Information shown -
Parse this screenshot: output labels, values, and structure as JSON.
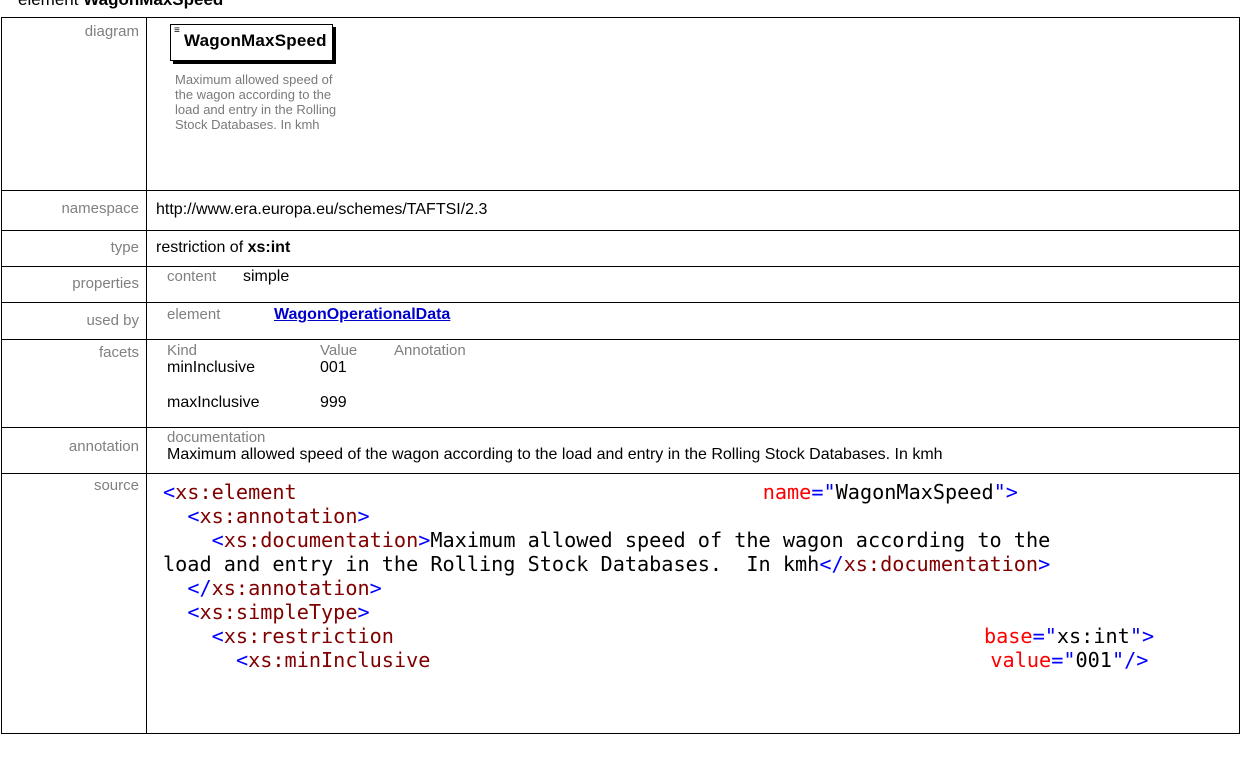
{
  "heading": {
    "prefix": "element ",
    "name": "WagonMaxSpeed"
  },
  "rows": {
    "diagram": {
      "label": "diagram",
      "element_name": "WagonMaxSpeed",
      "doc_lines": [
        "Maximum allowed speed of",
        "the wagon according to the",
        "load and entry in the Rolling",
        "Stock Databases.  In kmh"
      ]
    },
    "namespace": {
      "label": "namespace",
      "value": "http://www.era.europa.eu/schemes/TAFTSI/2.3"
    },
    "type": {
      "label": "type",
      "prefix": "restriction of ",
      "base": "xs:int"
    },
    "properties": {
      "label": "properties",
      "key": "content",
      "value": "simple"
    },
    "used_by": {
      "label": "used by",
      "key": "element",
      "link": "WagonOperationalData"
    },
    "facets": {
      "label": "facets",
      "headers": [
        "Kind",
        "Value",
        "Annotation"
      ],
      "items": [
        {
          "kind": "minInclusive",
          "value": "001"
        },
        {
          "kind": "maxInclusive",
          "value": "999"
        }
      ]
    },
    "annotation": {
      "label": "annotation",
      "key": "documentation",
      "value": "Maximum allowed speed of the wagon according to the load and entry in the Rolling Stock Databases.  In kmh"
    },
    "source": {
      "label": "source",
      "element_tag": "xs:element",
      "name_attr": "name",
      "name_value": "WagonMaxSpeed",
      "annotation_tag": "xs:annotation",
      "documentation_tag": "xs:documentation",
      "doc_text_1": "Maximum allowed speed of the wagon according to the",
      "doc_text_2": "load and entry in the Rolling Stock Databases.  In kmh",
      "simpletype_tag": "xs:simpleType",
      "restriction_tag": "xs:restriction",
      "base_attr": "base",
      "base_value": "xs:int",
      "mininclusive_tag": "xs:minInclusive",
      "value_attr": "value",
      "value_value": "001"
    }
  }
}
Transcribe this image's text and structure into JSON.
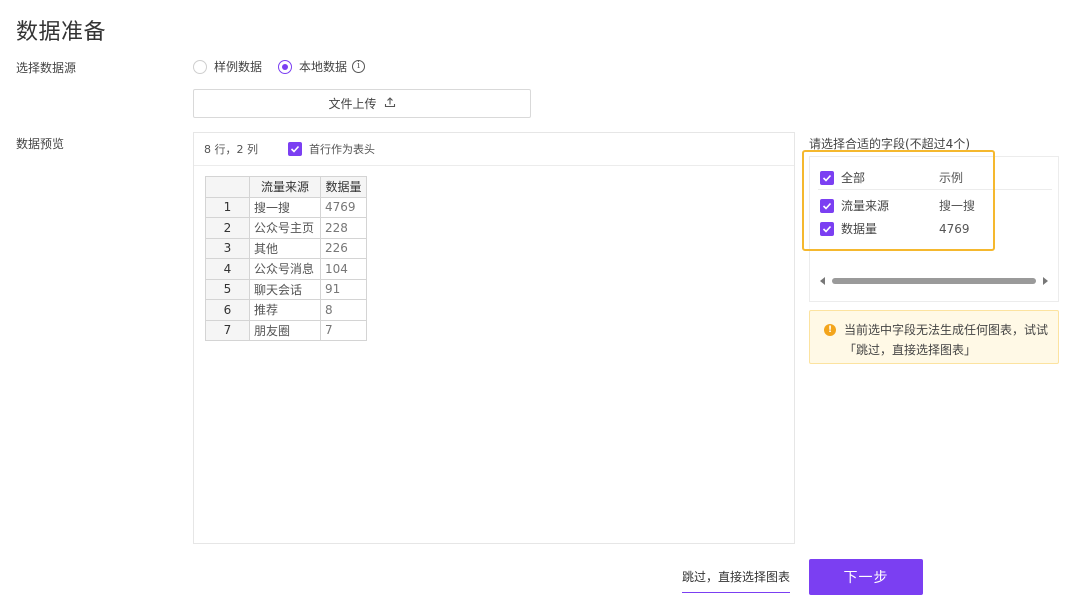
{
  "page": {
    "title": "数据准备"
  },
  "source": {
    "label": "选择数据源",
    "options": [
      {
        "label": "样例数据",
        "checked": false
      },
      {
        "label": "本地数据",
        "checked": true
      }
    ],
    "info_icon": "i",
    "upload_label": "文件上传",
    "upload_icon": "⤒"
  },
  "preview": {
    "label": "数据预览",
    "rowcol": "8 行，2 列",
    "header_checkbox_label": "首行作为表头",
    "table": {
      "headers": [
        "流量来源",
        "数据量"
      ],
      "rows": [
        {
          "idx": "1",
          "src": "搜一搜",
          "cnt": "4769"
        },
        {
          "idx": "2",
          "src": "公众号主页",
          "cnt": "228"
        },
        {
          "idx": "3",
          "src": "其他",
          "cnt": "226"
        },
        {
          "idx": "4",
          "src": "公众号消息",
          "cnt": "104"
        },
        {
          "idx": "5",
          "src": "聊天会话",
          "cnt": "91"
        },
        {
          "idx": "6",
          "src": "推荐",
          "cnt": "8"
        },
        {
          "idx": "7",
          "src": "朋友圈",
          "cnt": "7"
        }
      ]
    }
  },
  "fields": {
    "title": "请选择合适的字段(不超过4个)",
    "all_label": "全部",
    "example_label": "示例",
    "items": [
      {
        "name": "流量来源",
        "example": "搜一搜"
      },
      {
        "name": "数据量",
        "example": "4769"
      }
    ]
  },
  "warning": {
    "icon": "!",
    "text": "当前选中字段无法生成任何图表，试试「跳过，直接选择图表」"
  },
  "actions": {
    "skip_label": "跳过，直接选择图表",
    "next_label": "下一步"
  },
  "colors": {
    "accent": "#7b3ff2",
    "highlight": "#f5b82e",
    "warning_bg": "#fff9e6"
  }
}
--
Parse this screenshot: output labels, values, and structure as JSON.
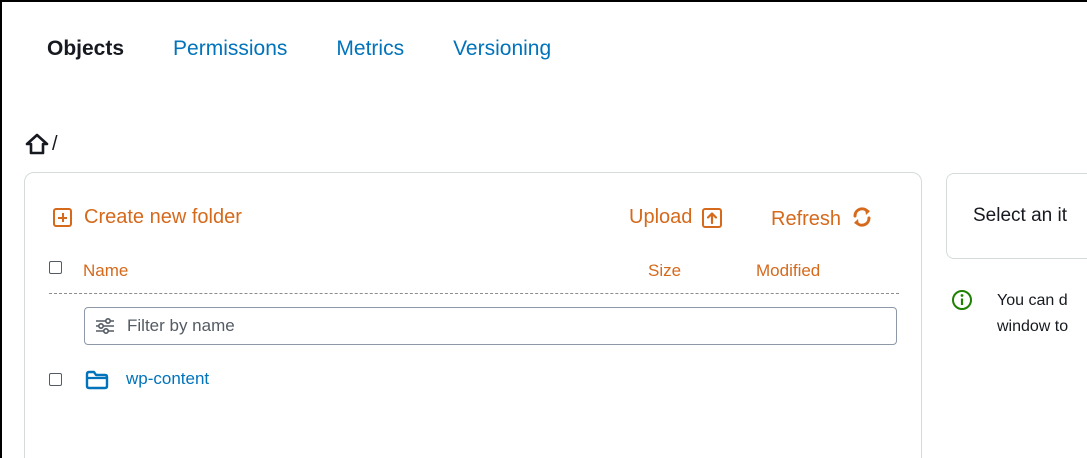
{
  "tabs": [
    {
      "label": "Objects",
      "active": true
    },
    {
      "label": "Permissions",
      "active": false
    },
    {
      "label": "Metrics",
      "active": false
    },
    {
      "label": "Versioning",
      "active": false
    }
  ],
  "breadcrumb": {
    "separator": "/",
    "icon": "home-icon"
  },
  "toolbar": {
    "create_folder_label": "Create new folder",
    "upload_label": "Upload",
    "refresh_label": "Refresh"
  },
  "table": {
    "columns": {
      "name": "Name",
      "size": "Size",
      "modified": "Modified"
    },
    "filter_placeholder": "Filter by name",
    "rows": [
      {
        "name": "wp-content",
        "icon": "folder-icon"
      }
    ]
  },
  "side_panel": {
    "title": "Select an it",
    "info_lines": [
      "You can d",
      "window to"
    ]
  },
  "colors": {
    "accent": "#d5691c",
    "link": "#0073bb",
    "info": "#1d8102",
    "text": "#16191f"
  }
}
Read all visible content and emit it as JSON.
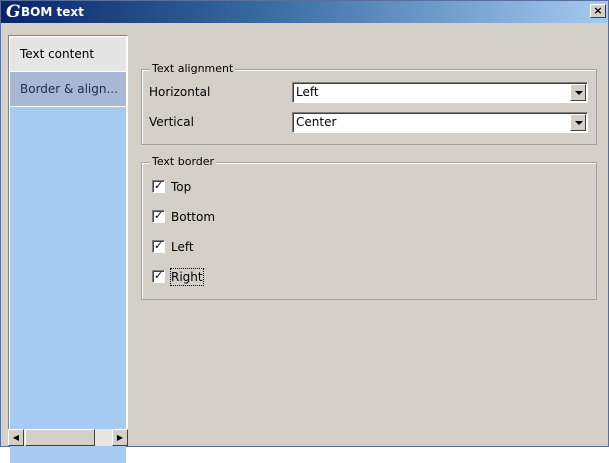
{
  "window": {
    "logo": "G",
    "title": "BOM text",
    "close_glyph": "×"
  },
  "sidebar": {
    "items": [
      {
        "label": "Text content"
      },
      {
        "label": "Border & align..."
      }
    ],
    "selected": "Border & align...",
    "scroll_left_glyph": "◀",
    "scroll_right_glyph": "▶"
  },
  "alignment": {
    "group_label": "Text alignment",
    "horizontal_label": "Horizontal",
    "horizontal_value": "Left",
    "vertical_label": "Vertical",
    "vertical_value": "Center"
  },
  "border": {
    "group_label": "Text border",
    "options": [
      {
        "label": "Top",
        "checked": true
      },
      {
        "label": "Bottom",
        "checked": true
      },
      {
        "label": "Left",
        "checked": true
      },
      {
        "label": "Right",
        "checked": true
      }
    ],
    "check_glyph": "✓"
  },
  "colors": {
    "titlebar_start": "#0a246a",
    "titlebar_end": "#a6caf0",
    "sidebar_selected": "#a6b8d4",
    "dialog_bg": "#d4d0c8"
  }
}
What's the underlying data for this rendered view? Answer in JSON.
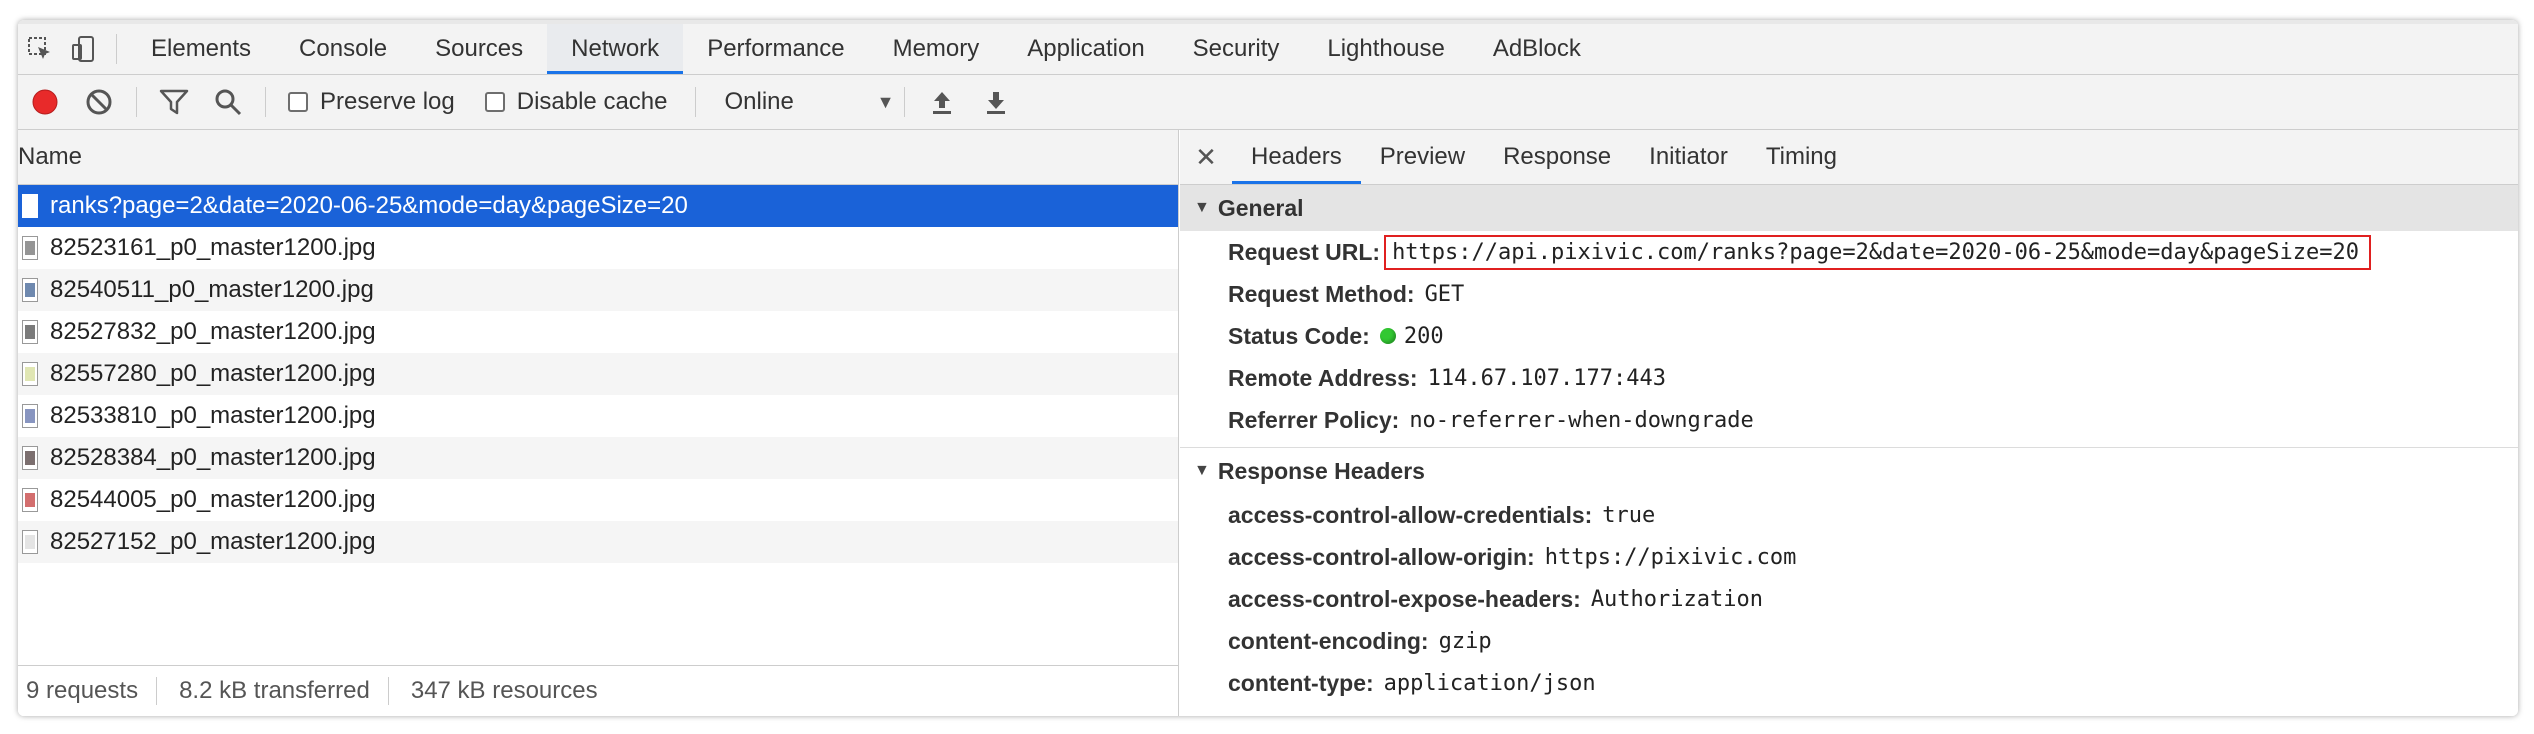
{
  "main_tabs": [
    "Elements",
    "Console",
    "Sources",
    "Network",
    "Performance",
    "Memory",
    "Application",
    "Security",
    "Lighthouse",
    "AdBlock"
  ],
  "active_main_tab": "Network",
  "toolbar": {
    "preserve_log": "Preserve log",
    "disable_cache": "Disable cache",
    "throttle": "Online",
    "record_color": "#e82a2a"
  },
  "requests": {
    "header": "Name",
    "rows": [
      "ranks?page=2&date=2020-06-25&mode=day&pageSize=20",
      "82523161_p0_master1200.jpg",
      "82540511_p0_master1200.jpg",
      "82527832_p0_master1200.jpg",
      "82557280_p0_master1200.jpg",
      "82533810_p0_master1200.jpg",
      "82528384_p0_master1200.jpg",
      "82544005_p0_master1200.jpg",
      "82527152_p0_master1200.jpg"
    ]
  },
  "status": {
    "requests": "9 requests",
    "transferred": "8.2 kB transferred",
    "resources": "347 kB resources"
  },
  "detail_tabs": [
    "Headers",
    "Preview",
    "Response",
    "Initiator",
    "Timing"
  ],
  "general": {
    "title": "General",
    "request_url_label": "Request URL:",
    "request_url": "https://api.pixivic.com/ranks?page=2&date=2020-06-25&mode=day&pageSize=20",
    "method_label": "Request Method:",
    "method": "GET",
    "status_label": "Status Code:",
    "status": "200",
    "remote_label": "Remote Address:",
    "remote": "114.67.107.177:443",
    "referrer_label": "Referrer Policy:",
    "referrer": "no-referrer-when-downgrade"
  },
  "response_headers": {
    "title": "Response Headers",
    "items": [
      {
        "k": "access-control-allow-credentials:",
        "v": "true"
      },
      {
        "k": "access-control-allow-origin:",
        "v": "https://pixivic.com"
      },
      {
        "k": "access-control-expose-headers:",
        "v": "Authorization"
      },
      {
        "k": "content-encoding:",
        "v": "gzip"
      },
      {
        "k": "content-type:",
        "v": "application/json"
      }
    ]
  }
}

The task -
Take each line containing the string "folder" and copy it out.

Finished answer -
    "create_folder_label": "Create new folder",
        "icon": "folder-icon"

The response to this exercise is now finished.